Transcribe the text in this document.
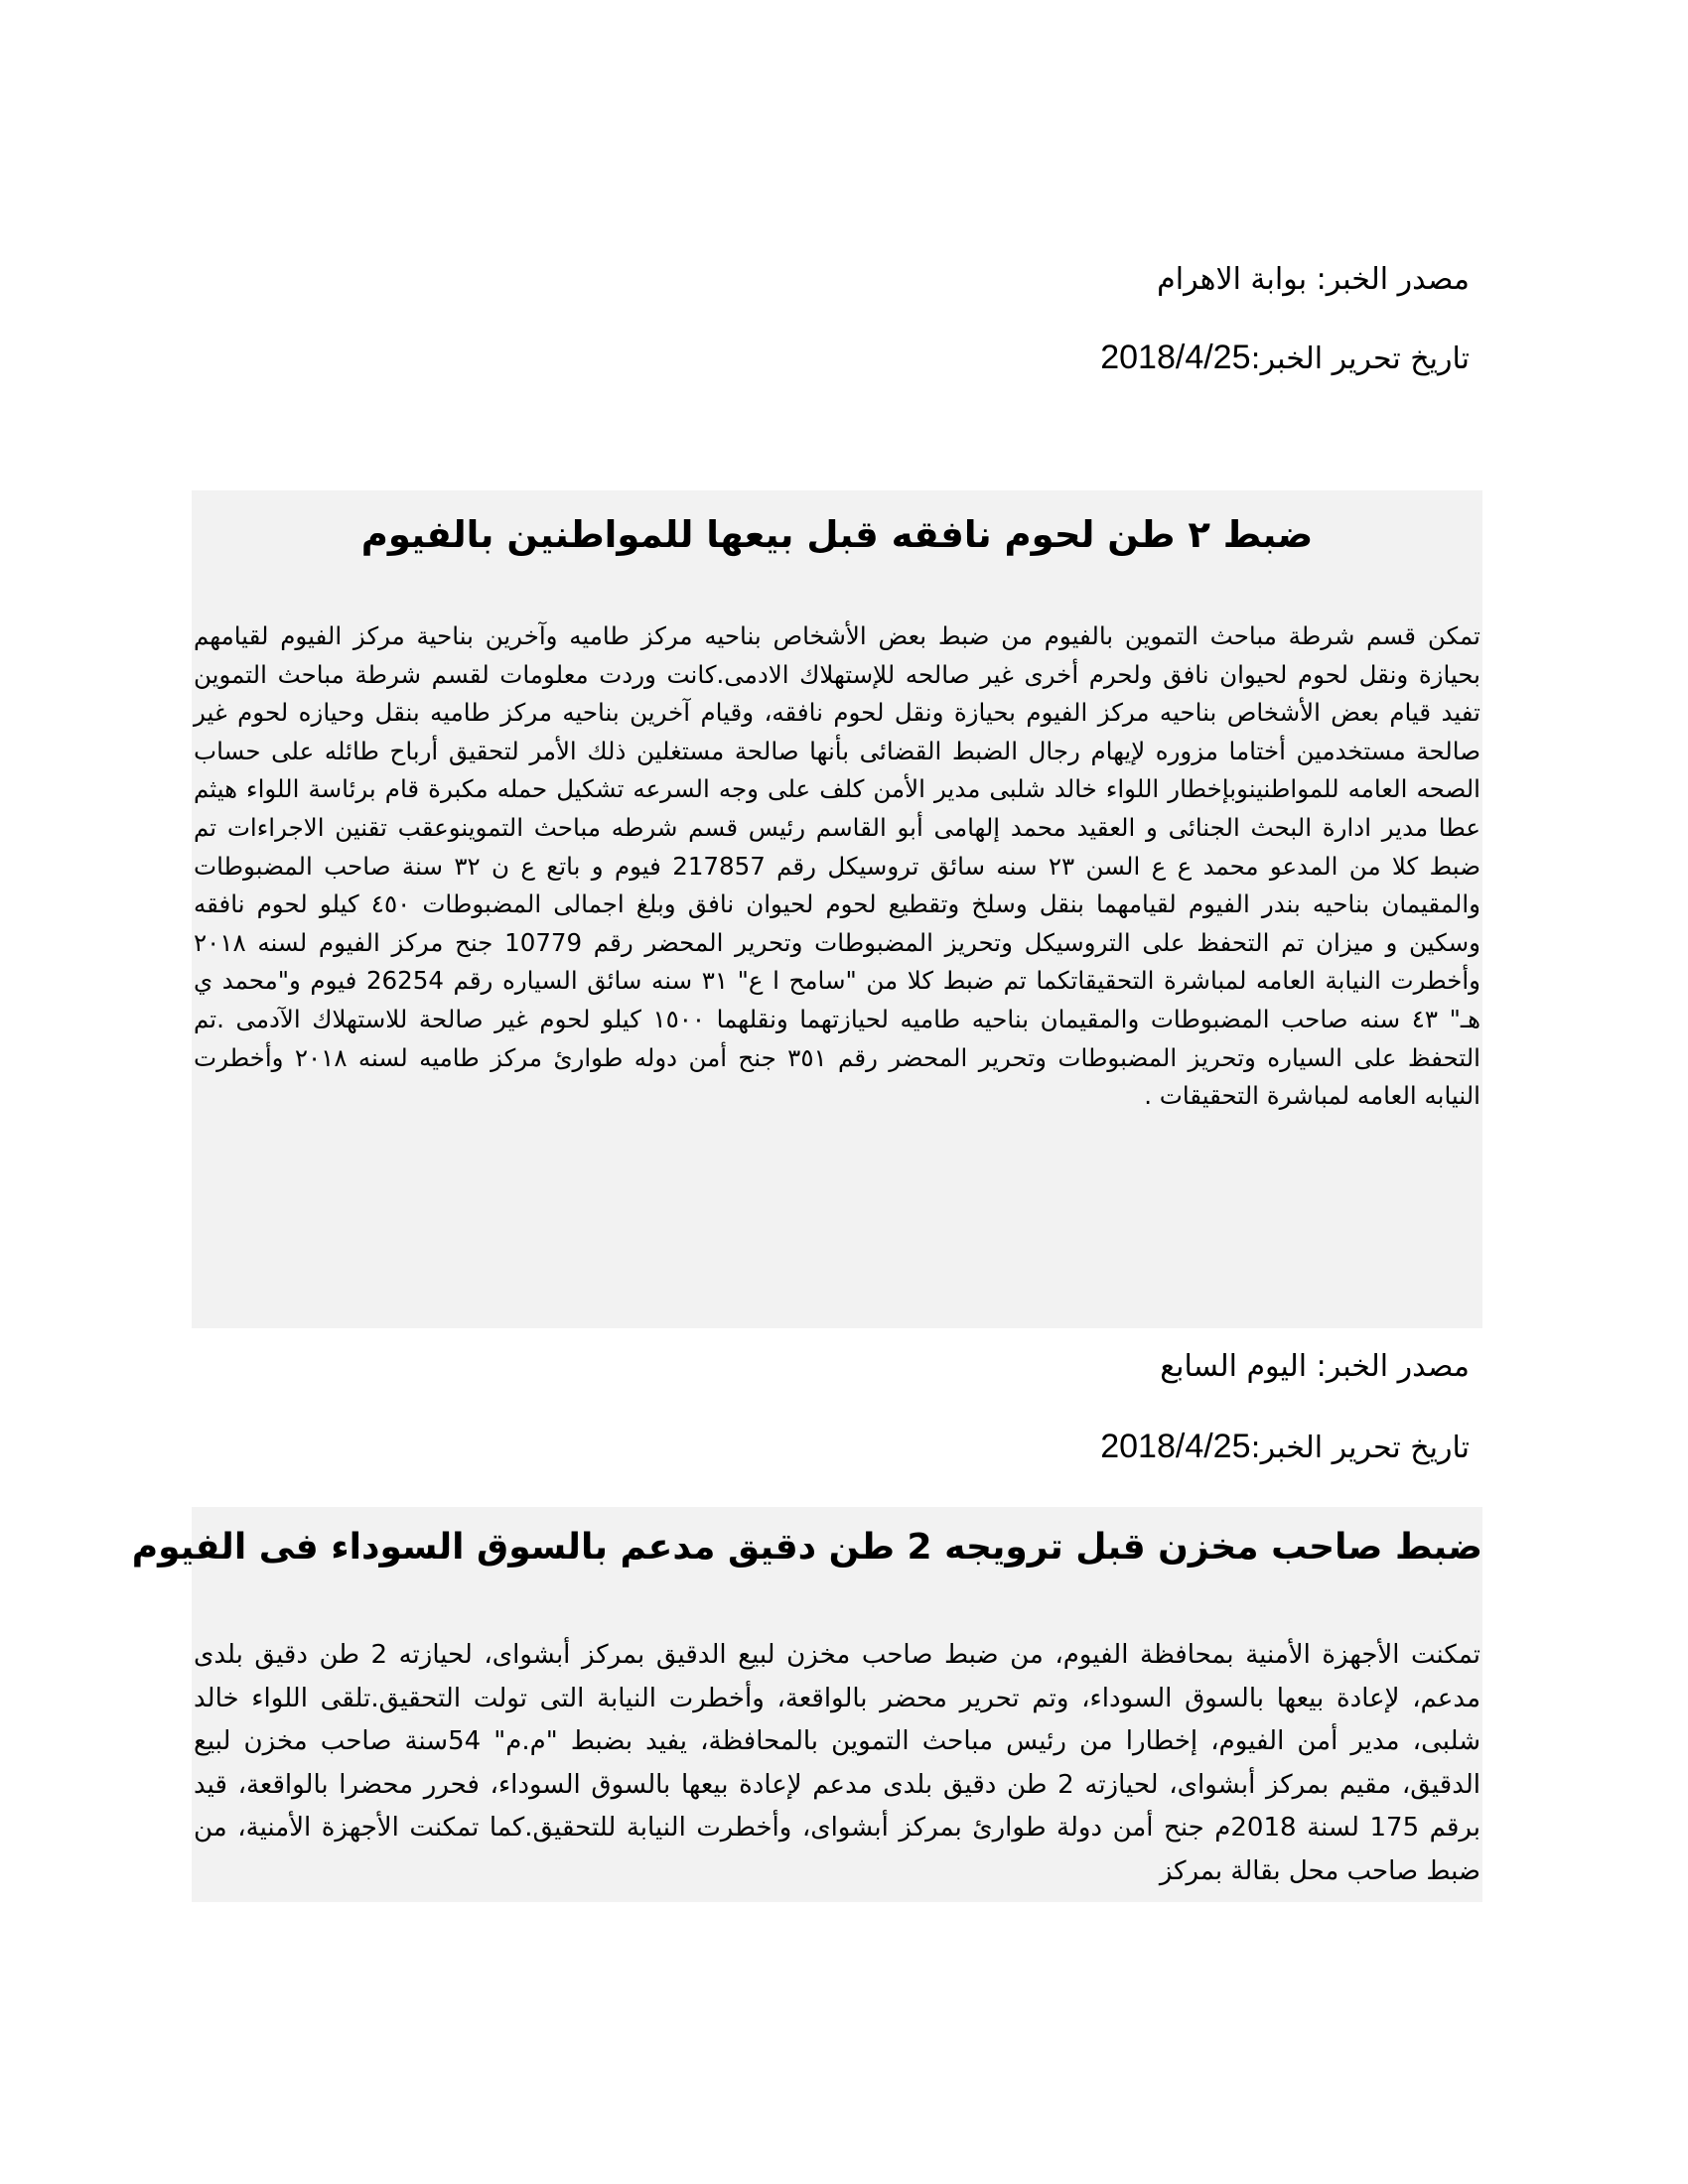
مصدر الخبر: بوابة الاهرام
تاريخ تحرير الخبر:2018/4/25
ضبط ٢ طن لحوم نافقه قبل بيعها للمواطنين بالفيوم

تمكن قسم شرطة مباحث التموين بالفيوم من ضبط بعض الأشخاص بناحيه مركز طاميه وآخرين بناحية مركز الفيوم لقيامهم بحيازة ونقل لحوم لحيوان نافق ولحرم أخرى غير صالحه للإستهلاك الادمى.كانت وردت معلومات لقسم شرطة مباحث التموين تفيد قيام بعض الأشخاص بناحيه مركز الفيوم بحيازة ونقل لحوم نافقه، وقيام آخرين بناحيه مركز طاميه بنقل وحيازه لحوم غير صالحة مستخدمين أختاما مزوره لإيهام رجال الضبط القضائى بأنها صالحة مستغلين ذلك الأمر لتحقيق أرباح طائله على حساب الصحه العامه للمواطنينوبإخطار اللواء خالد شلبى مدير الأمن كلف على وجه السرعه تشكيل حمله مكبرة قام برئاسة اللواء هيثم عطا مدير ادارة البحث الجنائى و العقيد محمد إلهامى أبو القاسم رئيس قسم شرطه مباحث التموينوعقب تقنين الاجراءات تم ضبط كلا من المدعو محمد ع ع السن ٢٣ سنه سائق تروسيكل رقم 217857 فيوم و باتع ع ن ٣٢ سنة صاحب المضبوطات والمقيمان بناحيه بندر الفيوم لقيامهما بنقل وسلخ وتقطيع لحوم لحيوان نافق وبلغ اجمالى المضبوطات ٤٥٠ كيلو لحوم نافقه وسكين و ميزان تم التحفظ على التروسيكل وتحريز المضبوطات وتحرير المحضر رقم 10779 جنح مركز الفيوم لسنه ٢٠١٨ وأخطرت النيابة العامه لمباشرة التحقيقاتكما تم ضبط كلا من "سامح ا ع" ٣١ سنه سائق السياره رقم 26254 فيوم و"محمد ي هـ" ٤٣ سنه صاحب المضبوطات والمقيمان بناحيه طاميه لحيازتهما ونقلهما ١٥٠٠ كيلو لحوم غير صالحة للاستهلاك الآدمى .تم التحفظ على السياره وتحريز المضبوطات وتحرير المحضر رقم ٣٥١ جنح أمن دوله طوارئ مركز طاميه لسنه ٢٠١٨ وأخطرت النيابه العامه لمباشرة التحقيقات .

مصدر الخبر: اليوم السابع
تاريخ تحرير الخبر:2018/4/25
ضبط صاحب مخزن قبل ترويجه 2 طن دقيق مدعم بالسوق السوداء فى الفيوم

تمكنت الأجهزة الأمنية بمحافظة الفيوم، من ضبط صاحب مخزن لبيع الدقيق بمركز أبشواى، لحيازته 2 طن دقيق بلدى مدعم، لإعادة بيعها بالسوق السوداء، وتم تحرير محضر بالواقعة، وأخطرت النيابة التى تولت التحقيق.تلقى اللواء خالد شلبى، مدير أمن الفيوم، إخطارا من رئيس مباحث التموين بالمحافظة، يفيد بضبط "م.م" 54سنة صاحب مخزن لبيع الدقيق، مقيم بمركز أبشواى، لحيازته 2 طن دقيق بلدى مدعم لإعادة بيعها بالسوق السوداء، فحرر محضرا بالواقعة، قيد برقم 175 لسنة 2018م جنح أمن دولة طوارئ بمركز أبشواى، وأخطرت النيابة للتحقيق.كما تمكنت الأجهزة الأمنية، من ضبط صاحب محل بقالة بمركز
---
### Your goal:
Reproduce every line exactly and omit all pictures.

### Exercise result:
Transcribe the text in this document.
مصدر الخبر: بوابة الاهرام
تاريخ تحرير الخبر:2018/4/25
ضبط ٢ طن لحوم نافقه قبل بيعها للمواطنين بالفيوم

تمكن قسم شرطة مباحث التموين بالفيوم من ضبط بعض الأشخاص بناحيه مركز طاميه وآخرين بناحية مركز الفيوم لقيامهم بحيازة ونقل لحوم لحيوان نافق ولحرم أخرى غير صالحه للإستهلاك الادمى.كانت وردت معلومات لقسم شرطة مباحث التموين تفيد قيام بعض الأشخاص بناحيه مركز الفيوم بحيازة ونقل لحوم نافقه، وقيام آخرين بناحيه مركز طاميه بنقل وحيازه لحوم غير صالحة مستخدمين أختاما مزوره لإيهام رجال الضبط القضائى بأنها صالحة مستغلين ذلك الأمر لتحقيق أرباح طائله على حساب الصحه العامه للمواطنينوبإخطار اللواء خالد شلبى مدير الأمن كلف على وجه السرعه تشكيل حمله مكبرة قام برئاسة اللواء هيثم عطا مدير ادارة البحث الجنائى و العقيد محمد إلهامى أبو القاسم رئيس قسم شرطه مباحث التموينوعقب تقنين الاجراءات تم ضبط كلا من المدعو محمد ع ع السن ٢٣ سنه سائق تروسيكل رقم 217857 فيوم و باتع ع ن ٣٢ سنة صاحب المضبوطات والمقيمان بناحيه بندر الفيوم لقيامهما بنقل وسلخ وتقطيع لحوم لحيوان نافق وبلغ اجمالى المضبوطات ٤٥٠ كيلو لحوم نافقه وسكين و ميزان تم التحفظ على التروسيكل وتحريز المضبوطات وتحرير المحضر رقم 10779 جنح مركز الفيوم لسنه ٢٠١٨ وأخطرت النيابة العامه لمباشرة التحقيقاتكما تم ضبط كلا من "سامح ا ع" ٣١ سنه سائق السياره رقم 26254 فيوم و"محمد ي هـ" ٤٣ سنه صاحب المضبوطات والمقيمان بناحيه طاميه لحيازتهما ونقلهما ١٥٠٠ كيلو لحوم غير صالحة للاستهلاك الآدمى .تم التحفظ على السياره وتحريز المضبوطات وتحرير المحضر رقم ٣٥١ جنح أمن دوله طوارئ مركز طاميه لسنه ٢٠١٨ وأخطرت النيابه العامه لمباشرة التحقيقات .

مصدر الخبر: اليوم السابع
تاريخ تحرير الخبر:2018/4/25
ضبط صاحب مخزن قبل ترويجه 2 طن دقيق مدعم بالسوق السوداء فى الفيوم

تمكنت الأجهزة الأمنية بمحافظة الفيوم، من ضبط صاحب مخزن لبيع الدقيق بمركز أبشواى، لحيازته 2 طن دقيق بلدى مدعم، لإعادة بيعها بالسوق السوداء، وتم تحرير محضر بالواقعة، وأخطرت النيابة التى تولت التحقيق.تلقى اللواء خالد شلبى، مدير أمن الفيوم، إخطارا من رئيس مباحث التموين بالمحافظة، يفيد بضبط "م.م" 54سنة صاحب مخزن لبيع الدقيق، مقيم بمركز أبشواى، لحيازته 2 طن دقيق بلدى مدعم لإعادة بيعها بالسوق السوداء، فحرر محضرا بالواقعة، قيد برقم 175 لسنة 2018م جنح أمن دولة طوارئ بمركز أبشواى، وأخطرت النيابة للتحقيق.كما تمكنت الأجهزة الأمنية، من ضبط صاحب محل بقالة بمركز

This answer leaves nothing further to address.